*Task*:
The answer must be a single number: the count of lines in the data below that hold the word "double".

*Data in this exercise*:
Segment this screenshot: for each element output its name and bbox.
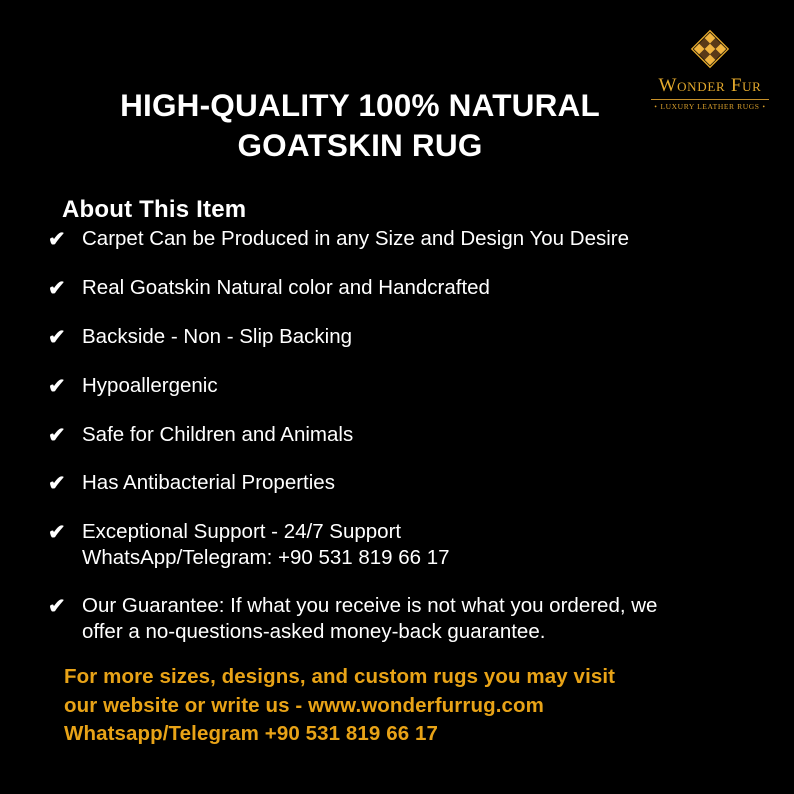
list-item-label: Hypoallergenic bbox=[82, 373, 758, 399]
list-item-label: Real Goatskin Natural color and Handcraf… bbox=[82, 275, 758, 301]
list-item-label: Our Guarantee: If what you receive is no… bbox=[82, 593, 758, 645]
check-icon: ✔ bbox=[48, 470, 82, 498]
footer-line-3-whatsapp: Whatsapp/Telegram +90 531 819 66 17 bbox=[64, 720, 754, 749]
list-item: ✔ Exceptional Support - 24/7 Support Wha… bbox=[48, 519, 758, 571]
check-icon: ✔ bbox=[48, 226, 82, 254]
logo-brand-name: Wonder Fur bbox=[644, 76, 776, 96]
list-item: ✔ Real Goatskin Natural color and Handcr… bbox=[48, 275, 758, 303]
check-icon: ✔ bbox=[48, 324, 82, 352]
list-item: ✔ Backside - Non - Slip Backing bbox=[48, 324, 758, 352]
list-item-label: Has Antibacterial Properties bbox=[82, 470, 758, 496]
list-item: ✔ Hypoallergenic bbox=[48, 373, 758, 401]
list-item: ✔ Has Antibacterial Properties bbox=[48, 470, 758, 498]
list-item-label: Exceptional Support - 24/7 Support Whats… bbox=[82, 519, 758, 571]
check-icon: ✔ bbox=[48, 275, 82, 303]
footer-line-1: For more sizes, designs, and custom rugs… bbox=[64, 663, 754, 692]
gold-diamond-emblem-icon bbox=[687, 26, 733, 72]
list-item-label: Safe for Children and Animals bbox=[82, 422, 758, 448]
list-item: ✔ Safe for Children and Animals bbox=[48, 422, 758, 450]
logo-divider bbox=[651, 99, 769, 100]
check-icon: ✔ bbox=[48, 373, 82, 401]
brand-logo: Wonder Fur •LUXURY LEATHER RUGS• bbox=[644, 26, 776, 111]
list-item-label: Backside - Non - Slip Backing bbox=[82, 324, 758, 350]
list-item: ✔ Our Guarantee: If what you receive is … bbox=[48, 593, 758, 645]
check-icon: ✔ bbox=[48, 422, 82, 450]
list-item-label: Carpet Can be Produced in any Size and D… bbox=[82, 226, 758, 252]
product-infographic: Wonder Fur •LUXURY LEATHER RUGS• HIGH-QU… bbox=[0, 0, 794, 794]
logo-tagline-wrapper: •LUXURY LEATHER RUGS• bbox=[644, 103, 776, 111]
feature-list: ✔ Carpet Can be Produced in any Size and… bbox=[48, 226, 758, 666]
tagline-dot-right-icon: • bbox=[760, 103, 769, 111]
check-icon: ✔ bbox=[48, 593, 82, 621]
footer-line-2-website: our website or write us - www.wonderfurr… bbox=[64, 692, 754, 721]
check-icon: ✔ bbox=[48, 519, 82, 547]
logo-tagline-text: LUXURY LEATHER RUGS bbox=[660, 102, 759, 111]
about-this-item-heading: About This Item bbox=[62, 196, 246, 224]
page-title: HIGH-QUALITY 100% NATURAL GOATSKIN RUG bbox=[60, 85, 660, 166]
contact-footer: For more sizes, designs, and custom rugs… bbox=[64, 663, 754, 749]
list-item: ✔ Carpet Can be Produced in any Size and… bbox=[48, 226, 758, 254]
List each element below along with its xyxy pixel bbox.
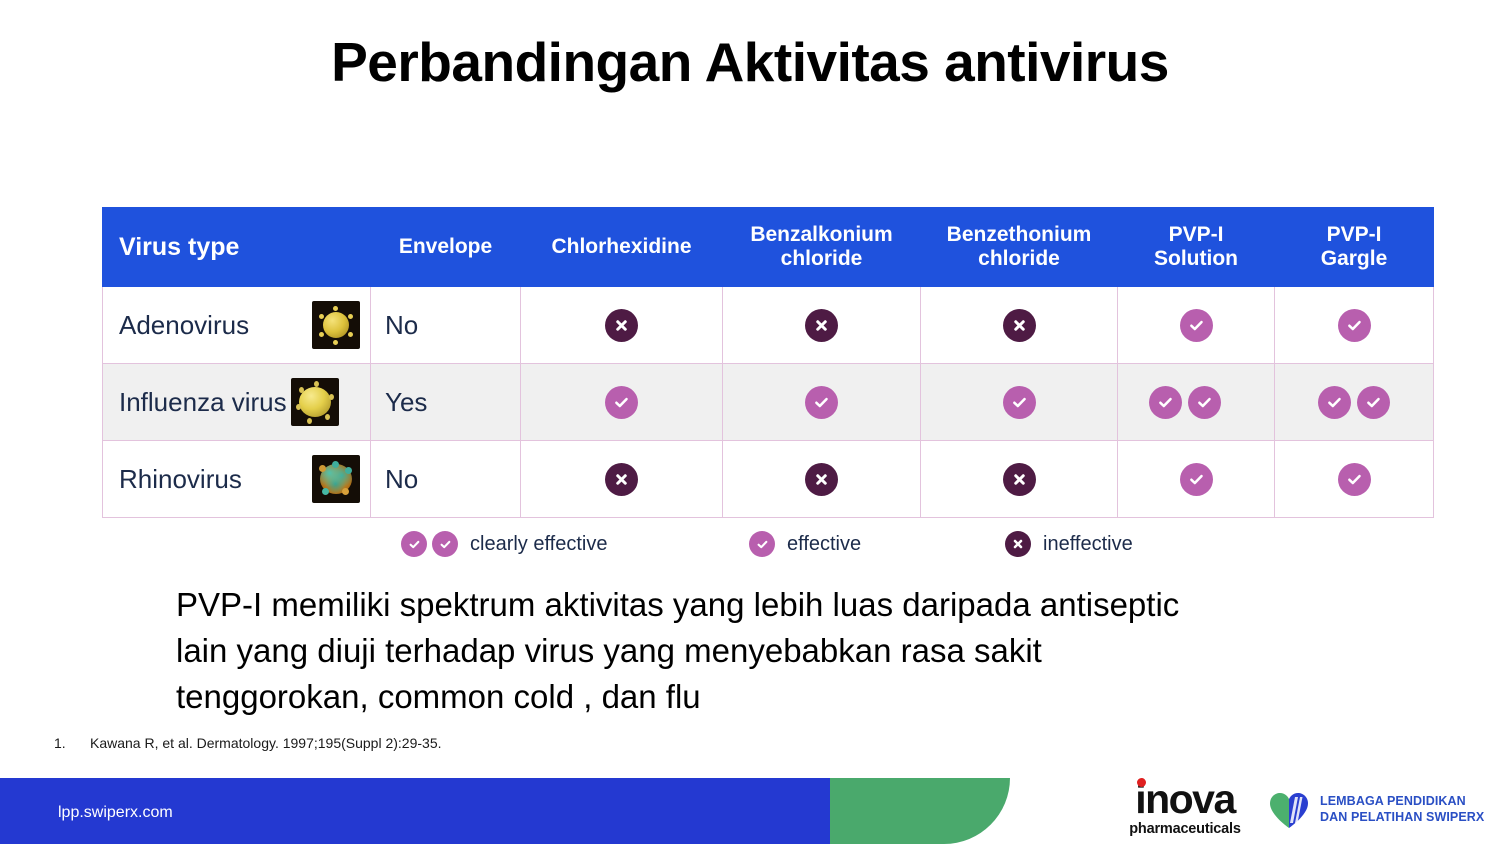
body-line-3: tenggorokan, common cold , dan flu [176, 674, 1366, 720]
legend-label: effective [787, 533, 861, 556]
column-header-label-line1: PVP-I [1327, 223, 1382, 246]
cell-pvpi-solution [1118, 287, 1275, 364]
virus-name-label: Influenza virus [119, 387, 287, 418]
double-check-icon [1275, 386, 1433, 419]
table-row: Rhinovirus No [103, 441, 1434, 518]
cell-pvpi-gargle [1275, 364, 1434, 441]
legend: clearly effective effective ineffective [102, 531, 1433, 567]
check-icon [1149, 386, 1182, 419]
body-paragraph: PVP-I memiliki spektrum aktivitas yang l… [176, 582, 1366, 720]
column-header-benzalkonium-chloride: Benzalkonium chloride [723, 208, 921, 287]
cell-pvpi-solution [1118, 364, 1275, 441]
inova-wordmark: inova [1135, 779, 1235, 820]
footer-url-label[interactable]: lpp.swiperx.com [58, 804, 173, 822]
check-icon [1338, 463, 1371, 496]
column-header-pvpi-gargle: PVP-I Gargle [1275, 208, 1434, 287]
check-icon [605, 386, 638, 419]
inova-red-dot-icon [1137, 778, 1146, 787]
table-row: Influenza virus Yes [103, 364, 1434, 441]
column-header-label: Virus type [119, 233, 239, 261]
legend-item-ineffective: ineffective [1005, 531, 1133, 557]
column-header-label: Chlorhexidine [551, 235, 691, 258]
cell-benzalkonium-chloride [723, 287, 921, 364]
cell-benzethonium-chloride [921, 287, 1118, 364]
check-icon [1003, 386, 1036, 419]
column-header-virus-type: Virus type [103, 208, 371, 287]
check-icon [1180, 463, 1213, 496]
x-icon [1003, 463, 1036, 496]
antiviral-comparison-table: Virus type Envelope Chlorhexidine Benzal… [102, 207, 1434, 518]
virus-name-label: Adenovirus [119, 310, 249, 341]
check-icon [432, 531, 458, 557]
column-header-chlorhexidine: Chlorhexidine [521, 208, 723, 287]
cell-pvpi-gargle [1275, 287, 1434, 364]
check-icon [1318, 386, 1351, 419]
footer-green-shape [830, 778, 1010, 844]
cell-pvpi-solution [1118, 441, 1275, 518]
check-icon [1188, 386, 1221, 419]
inova-name-text: inova [1135, 776, 1235, 822]
x-icon [1003, 309, 1036, 342]
legend-item-effective: effective [749, 531, 861, 557]
inova-logo: inova pharmaceuticals [1117, 779, 1253, 837]
check-icon [749, 531, 775, 557]
check-icon [1338, 309, 1371, 342]
column-header-label-line2: Gargle [1321, 247, 1388, 270]
column-header-label-line1: PVP-I [1169, 223, 1224, 246]
comparison-table-container: Virus type Envelope Chlorhexidine Benzal… [102, 207, 1433, 518]
envelope-value: No [371, 310, 520, 341]
inova-tagline: pharmaceuticals [1117, 822, 1253, 837]
citation: 1. Kawana R, et al. Dermatology. 1997;19… [54, 735, 442, 751]
body-line-1: PVP-I memiliki spektrum aktivitas yang l… [176, 582, 1366, 628]
table-header-row: Virus type Envelope Chlorhexidine Benzal… [103, 208, 1434, 287]
x-icon [805, 463, 838, 496]
x-icon [805, 309, 838, 342]
x-icon [605, 463, 638, 496]
check-icon [1357, 386, 1390, 419]
column-header-label: Envelope [399, 235, 492, 258]
cell-envelope: No [371, 287, 521, 364]
column-header-envelope: Envelope [371, 208, 521, 287]
cell-virus-type: Influenza virus [103, 364, 371, 441]
citation-number: 1. [54, 735, 90, 751]
cell-envelope: No [371, 441, 521, 518]
cell-pvpi-gargle [1275, 441, 1434, 518]
x-icon [1005, 531, 1031, 557]
adenovirus-image [312, 301, 360, 349]
heart-book-icon [1266, 790, 1312, 830]
column-header-label-line2: Solution [1154, 247, 1238, 270]
cell-envelope: Yes [371, 364, 521, 441]
cell-benzethonium-chloride [921, 364, 1118, 441]
cell-chlorhexidine [521, 441, 723, 518]
column-header-label-line1: Benzalkonium [750, 223, 892, 246]
column-header-benzethonium-chloride: Benzethonium chloride [921, 208, 1118, 287]
cell-benzalkonium-chloride [723, 364, 921, 441]
lpp-line-2: DAN PELATIHAN SWIPERX [1320, 810, 1484, 824]
legend-label: clearly effective [470, 533, 607, 556]
cell-chlorhexidine [521, 364, 723, 441]
virus-name-label: Rhinovirus [119, 464, 242, 495]
legend-label: ineffective [1043, 533, 1133, 556]
lpp-swiperx-logo: LEMBAGA PENDIDIKAN DAN PELATIHAN SWIPERX [1266, 790, 1484, 830]
cell-chlorhexidine [521, 287, 723, 364]
legend-item-clearly-effective: clearly effective [401, 531, 607, 557]
lpp-text-block: LEMBAGA PENDIDIKAN DAN PELATIHAN SWIPERX [1320, 794, 1484, 825]
cell-virus-type: Rhinovirus [103, 441, 371, 518]
check-icon [1180, 309, 1213, 342]
column-header-label-line2: chloride [978, 247, 1060, 270]
envelope-value: Yes [371, 387, 520, 418]
envelope-value: No [371, 464, 520, 495]
x-icon [605, 309, 638, 342]
table-row: Adenovirus No [103, 287, 1434, 364]
column-header-label-line1: Benzethonium [947, 223, 1092, 246]
cell-virus-type: Adenovirus [103, 287, 371, 364]
citation-text: Kawana R, et al. Dermatology. 1997;195(S… [90, 735, 442, 751]
rhinovirus-image [312, 455, 360, 503]
lpp-line-1: LEMBAGA PENDIDIKAN [1320, 794, 1466, 808]
footer: lpp.swiperx.com inova pharmaceuticals LE… [0, 778, 1500, 844]
check-icon [401, 531, 427, 557]
page-title: Perbandingan Aktivitas antivirus [0, 34, 1500, 92]
influenza-image [291, 378, 339, 426]
column-header-label-line2: chloride [781, 247, 863, 270]
cell-benzethonium-chloride [921, 441, 1118, 518]
check-icon [805, 386, 838, 419]
double-check-icon [1118, 386, 1274, 419]
cell-benzalkonium-chloride [723, 441, 921, 518]
body-line-2: lain yang diuji terhadap virus yang meny… [176, 628, 1366, 674]
column-header-pvpi-solution: PVP-I Solution [1118, 208, 1275, 287]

*The completed task*:
2